TRECHO FORNECIDO =
>>>>

#  > Telecomunicações >  > Cisco >  >  Ajuda com Roteador RV042 Cisco

## ellandson

Olá pessoal estou aqui mais uma vez a pedir ajuda em um pequeno problema no roteador cisco RV-042 aqui nos temos 2x links de 1 mega velox no qual o mesmo esta sem do feito um load balance no RV-042 da cisco, está funcionando corretamente os 2mega navegando perfeitamente porem nos temos um servidor de um site que esta conectado ao no-ip e quando nos digitamos o ip do site para entra nele o que aparece na nossa pagina e a pagina de configuração do roteador RV-042 o que acontece que os ip's externos não esta chegando no servidor do site e sim so ips internos criados pelo o roteador, já procurei no firmwere do roteador alguma coisa parecida com redirecionamento de ip porem não encontrei nada, pesso a ajuda de vocês como fazer este redirecionamento de ip externo para o servidor do site.

<<<<

EXERCÍCIOS =
• a. Traduza para o inglês esta frase da postagem sobre o roteador RV042: "Olá pessoal estou aqui mais uma vez a pedir ajuda em um pequeno problema no roteador cisco RV-042 aqui nos temos 2x links de 1 mega velox no qual o mesmo esta sem do feito um load balance no RV-042 da cisco, está funcionando corretamente os 2mega navegando perfeitamente porem nos temos um servidor de um site que esta conectado ao no-ip e quando nos digitamos o ip do site para entra nele o que aparece na nossa pagina e a pagina de configuração do roteador RV-042 o que acontece que os ip's externos não esta chegando no servidor do site e sim so ips internos criados pelo o roteador, já procurei no firmwere do roteador alguma coisa parecida com redirecionamento de ip porem não encontrei nada, pesso a ajuda de vocês como fazer este redirecionamento de ip externo para o servidor do site."
• b. Por favor, prossiga com a postagem sobre o roteador RV042 a partir do ponto em que ela termina.

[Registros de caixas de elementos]
>>>>

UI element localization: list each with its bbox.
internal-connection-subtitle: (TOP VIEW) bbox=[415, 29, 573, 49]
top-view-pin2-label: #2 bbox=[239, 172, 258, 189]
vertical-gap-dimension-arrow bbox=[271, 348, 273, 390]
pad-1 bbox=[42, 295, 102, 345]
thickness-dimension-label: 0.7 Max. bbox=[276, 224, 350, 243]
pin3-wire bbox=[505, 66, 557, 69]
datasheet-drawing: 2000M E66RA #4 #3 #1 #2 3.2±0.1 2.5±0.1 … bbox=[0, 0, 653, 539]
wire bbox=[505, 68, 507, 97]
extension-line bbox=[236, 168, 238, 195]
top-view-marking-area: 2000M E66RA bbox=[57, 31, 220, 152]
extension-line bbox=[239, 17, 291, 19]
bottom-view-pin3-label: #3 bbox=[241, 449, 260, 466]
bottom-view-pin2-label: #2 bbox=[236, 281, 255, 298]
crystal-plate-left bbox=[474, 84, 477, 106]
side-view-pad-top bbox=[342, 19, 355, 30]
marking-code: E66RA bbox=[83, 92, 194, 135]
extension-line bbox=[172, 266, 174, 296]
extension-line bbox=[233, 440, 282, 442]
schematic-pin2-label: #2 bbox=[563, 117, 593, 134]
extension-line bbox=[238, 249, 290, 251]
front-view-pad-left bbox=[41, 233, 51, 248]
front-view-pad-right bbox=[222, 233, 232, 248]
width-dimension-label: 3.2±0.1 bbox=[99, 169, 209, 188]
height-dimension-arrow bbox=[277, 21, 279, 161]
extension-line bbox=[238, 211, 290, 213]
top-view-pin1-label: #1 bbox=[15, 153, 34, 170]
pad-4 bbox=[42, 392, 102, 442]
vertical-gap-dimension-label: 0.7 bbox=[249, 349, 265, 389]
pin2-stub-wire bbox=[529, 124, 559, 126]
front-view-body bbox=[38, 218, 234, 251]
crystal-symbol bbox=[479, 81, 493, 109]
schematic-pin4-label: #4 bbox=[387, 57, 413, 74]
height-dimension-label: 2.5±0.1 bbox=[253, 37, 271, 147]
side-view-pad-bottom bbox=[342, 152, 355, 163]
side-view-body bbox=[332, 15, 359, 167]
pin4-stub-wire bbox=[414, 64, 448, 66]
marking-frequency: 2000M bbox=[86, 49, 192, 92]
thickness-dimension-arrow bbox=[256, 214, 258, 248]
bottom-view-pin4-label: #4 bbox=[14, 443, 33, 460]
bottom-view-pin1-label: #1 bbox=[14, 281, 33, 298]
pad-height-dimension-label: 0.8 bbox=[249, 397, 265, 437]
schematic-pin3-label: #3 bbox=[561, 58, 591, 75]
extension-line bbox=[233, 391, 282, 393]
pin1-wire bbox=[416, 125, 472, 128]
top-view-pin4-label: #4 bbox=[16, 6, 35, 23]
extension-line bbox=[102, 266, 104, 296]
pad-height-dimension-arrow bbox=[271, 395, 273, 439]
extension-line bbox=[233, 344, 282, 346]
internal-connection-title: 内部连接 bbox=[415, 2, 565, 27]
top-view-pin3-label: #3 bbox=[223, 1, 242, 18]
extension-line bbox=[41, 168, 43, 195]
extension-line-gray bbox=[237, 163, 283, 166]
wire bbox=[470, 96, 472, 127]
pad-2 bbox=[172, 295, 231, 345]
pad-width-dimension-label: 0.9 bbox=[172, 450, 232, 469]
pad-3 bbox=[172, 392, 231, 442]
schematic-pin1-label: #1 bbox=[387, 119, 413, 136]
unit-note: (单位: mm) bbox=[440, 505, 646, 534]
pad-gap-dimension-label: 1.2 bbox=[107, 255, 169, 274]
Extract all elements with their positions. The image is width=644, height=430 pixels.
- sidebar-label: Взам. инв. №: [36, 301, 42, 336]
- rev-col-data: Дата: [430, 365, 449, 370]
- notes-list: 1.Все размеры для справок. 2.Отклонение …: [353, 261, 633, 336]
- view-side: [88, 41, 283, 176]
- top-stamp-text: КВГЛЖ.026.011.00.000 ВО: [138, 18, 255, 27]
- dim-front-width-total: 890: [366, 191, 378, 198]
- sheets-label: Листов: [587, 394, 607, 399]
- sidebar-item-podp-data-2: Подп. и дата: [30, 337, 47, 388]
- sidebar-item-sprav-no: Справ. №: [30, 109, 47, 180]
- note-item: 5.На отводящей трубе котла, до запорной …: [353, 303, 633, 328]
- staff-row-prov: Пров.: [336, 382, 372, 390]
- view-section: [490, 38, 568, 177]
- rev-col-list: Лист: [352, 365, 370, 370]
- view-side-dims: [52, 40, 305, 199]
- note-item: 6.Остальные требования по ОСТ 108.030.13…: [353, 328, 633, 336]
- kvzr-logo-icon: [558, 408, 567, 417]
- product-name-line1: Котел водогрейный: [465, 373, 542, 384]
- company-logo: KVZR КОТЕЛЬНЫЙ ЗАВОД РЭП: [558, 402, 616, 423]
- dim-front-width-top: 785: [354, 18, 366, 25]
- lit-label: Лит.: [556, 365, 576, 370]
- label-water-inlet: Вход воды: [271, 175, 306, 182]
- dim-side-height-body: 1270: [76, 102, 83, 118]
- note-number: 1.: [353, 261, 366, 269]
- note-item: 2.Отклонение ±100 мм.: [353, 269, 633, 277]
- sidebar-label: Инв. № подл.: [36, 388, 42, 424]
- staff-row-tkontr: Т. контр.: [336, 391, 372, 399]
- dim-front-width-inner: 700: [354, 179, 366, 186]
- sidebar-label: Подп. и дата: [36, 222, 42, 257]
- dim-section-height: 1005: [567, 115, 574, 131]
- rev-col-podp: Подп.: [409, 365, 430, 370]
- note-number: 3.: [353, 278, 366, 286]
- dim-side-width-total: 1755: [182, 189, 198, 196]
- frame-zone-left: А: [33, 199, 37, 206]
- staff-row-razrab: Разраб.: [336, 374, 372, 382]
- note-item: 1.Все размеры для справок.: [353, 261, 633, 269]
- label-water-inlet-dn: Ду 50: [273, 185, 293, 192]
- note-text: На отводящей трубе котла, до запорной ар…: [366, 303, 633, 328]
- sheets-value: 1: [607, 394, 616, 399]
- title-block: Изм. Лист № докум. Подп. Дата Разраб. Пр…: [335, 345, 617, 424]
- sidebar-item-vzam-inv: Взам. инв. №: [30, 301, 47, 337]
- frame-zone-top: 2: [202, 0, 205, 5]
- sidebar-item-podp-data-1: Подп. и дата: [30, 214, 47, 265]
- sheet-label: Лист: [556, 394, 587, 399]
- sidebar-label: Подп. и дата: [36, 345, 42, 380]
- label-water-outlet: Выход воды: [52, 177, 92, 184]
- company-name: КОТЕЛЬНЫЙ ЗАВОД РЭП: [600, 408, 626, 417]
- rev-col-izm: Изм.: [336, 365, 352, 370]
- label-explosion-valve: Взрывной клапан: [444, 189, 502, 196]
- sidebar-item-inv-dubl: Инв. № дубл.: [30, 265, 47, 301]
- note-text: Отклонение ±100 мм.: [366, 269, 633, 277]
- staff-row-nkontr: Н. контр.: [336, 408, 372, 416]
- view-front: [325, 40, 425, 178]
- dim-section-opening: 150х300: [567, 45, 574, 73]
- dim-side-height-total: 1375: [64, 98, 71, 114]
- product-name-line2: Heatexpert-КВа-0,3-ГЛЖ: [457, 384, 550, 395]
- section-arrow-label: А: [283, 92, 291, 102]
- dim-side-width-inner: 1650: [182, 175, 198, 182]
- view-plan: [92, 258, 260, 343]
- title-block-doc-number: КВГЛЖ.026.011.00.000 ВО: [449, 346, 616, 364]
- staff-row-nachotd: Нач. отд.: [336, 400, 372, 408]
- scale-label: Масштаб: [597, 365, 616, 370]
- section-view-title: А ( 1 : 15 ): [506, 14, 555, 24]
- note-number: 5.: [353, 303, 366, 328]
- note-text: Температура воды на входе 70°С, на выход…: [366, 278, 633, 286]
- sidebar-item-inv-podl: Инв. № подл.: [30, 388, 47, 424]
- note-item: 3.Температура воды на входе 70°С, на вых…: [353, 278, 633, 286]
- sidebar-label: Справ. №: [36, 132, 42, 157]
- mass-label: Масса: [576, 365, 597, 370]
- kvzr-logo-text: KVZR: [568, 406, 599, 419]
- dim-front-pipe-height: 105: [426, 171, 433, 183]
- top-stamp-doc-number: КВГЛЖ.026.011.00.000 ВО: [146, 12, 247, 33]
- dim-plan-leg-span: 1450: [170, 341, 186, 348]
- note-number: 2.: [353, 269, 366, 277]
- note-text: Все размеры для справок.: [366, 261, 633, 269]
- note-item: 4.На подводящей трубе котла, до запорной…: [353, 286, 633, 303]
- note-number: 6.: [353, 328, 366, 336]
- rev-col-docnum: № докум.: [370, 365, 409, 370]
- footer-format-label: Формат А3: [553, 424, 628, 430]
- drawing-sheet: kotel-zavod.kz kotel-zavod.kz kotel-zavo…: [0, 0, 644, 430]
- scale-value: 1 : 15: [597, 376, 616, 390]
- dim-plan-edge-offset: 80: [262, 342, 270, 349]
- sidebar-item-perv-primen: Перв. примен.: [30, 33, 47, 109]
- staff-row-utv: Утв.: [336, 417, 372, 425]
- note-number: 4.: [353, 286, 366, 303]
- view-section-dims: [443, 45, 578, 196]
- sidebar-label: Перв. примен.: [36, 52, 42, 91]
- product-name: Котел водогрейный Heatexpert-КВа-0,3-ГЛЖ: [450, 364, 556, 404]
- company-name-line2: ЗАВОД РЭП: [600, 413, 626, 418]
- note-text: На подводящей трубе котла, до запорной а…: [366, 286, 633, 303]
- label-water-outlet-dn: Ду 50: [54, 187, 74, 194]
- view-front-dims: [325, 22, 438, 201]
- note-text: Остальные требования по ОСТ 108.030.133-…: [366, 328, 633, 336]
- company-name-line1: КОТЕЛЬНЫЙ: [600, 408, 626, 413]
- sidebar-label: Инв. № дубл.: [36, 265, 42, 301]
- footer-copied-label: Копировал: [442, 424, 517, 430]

<<<<
>>>>

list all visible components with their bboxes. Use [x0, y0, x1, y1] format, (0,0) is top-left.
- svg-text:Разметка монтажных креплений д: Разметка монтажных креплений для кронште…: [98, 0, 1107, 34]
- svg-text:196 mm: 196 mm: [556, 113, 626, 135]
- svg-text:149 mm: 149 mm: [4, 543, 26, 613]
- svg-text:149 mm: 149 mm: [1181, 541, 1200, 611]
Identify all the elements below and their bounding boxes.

<<<<

RESPOSTAS POR TAREFA =
• a. Hi everyone, I'm here once again asking for help with a small problem on the Cisco RV-042 router: here we have two 1-megabit Velox links, on which load balancing is being done on the Cisco RV-042, and it is working correctly, with the 2 megabits browsing perfectly; however, we have a website server that is connected to no-ip, and when we type the site's IP to access it, what appears on our screen is the configuration page of the RV-042 router; what is happening is that the external IPs are not reaching the website server, only the internal IPs created by the router; I have already searched the router's firmware for something like IP redirection but found nothing, so I ask for your help on how to redirect the external IP to the website server.

• b.
Como fazer o redirecionamento de um ip fixo velox passando pelo RV-042 para o servidor HTML?

----------


## liecht

Nos passe o manual do roteador, como esta montada a topologia da sua rede, e as faixas de ip. O servidor que vcs tem de acessar esta fora da rede interna de vocês? O endereço ip da rede de vocês é nat? e o endereço do servidor que vc tem de acessar é privado ou publico?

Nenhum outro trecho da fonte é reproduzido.